_Instructions for the task_
Your task is to repeat the records exactly from the line containing "What's the underlying" onward, through the final line.

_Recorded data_
** Begin **

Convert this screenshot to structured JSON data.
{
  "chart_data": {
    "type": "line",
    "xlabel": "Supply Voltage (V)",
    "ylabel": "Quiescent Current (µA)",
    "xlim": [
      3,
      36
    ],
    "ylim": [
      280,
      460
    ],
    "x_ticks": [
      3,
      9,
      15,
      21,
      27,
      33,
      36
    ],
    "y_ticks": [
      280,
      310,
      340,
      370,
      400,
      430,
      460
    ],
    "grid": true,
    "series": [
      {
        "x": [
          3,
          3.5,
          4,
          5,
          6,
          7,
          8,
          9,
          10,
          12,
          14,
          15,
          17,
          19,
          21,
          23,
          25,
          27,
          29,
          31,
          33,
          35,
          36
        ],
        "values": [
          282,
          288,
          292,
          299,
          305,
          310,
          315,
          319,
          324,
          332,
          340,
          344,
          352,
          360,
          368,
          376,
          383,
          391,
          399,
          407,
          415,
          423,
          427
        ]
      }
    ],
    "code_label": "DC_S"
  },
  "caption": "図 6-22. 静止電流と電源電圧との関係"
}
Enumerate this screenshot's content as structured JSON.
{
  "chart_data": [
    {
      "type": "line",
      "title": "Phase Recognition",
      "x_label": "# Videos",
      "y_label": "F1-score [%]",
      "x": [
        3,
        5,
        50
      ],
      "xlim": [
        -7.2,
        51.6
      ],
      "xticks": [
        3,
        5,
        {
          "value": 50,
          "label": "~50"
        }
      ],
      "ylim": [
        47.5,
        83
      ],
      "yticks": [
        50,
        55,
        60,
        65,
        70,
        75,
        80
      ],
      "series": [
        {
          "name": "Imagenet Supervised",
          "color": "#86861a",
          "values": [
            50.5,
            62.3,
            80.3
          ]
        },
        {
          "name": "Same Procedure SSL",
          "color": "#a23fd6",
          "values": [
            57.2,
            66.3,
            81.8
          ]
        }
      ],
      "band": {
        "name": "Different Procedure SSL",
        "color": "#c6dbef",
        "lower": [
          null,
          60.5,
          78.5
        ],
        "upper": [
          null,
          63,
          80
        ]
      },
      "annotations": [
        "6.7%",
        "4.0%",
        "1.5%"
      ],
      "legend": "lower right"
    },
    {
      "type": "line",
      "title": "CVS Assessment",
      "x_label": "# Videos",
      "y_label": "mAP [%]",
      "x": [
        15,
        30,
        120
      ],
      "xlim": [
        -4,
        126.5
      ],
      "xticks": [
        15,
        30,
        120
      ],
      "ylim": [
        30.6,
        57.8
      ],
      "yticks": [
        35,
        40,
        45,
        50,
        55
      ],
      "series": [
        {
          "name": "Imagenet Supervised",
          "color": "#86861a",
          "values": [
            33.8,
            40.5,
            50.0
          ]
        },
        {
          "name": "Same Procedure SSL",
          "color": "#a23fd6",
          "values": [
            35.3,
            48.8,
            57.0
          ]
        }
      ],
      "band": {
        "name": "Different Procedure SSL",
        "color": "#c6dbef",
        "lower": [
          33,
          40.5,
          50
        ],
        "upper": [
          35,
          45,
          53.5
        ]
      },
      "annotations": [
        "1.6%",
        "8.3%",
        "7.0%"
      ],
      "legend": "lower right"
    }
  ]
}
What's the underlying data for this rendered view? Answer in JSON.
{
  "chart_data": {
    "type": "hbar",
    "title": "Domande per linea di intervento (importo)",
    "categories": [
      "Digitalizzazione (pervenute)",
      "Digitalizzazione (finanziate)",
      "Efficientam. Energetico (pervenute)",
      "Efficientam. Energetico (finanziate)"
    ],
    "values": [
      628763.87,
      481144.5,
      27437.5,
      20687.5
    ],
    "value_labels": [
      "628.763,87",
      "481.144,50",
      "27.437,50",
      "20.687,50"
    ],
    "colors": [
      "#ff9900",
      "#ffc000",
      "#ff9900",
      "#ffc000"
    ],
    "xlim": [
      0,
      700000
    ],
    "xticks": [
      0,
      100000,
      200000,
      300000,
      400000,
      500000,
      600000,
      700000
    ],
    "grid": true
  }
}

** End **

_Task response_
What's the underlying data for this rendered view? Answer in JSON.
{
  "chart_data": {
    "type": "hbar",
    "title": "Domande per linea di intervento (importo)",
    "categories": [
      "Digitalizzazione (pervenute)",
      "Digitalizzazione (finanziate)",
      "Efficientam. Energetico (pervenute)",
      "Efficientam. Energetico (finanziate)"
    ],
    "values": [
      628763.87,
      481144.5,
      27437.5,
      20687.5
    ],
    "value_labels": [
      "628.763,87",
      "481.144,50",
      "27.437,50",
      "20.687,50"
    ],
    "colors": [
      "#ff9900",
      "#ffc000",
      "#ff9900",
      "#ffc000"
    ],
    "xlim": [
      0,
      700000
    ],
    "xticks": [
      0,
      100000,
      200000,
      300000,
      400000,
      500000,
      600000,
      700000
    ],
    "grid": true
  }
}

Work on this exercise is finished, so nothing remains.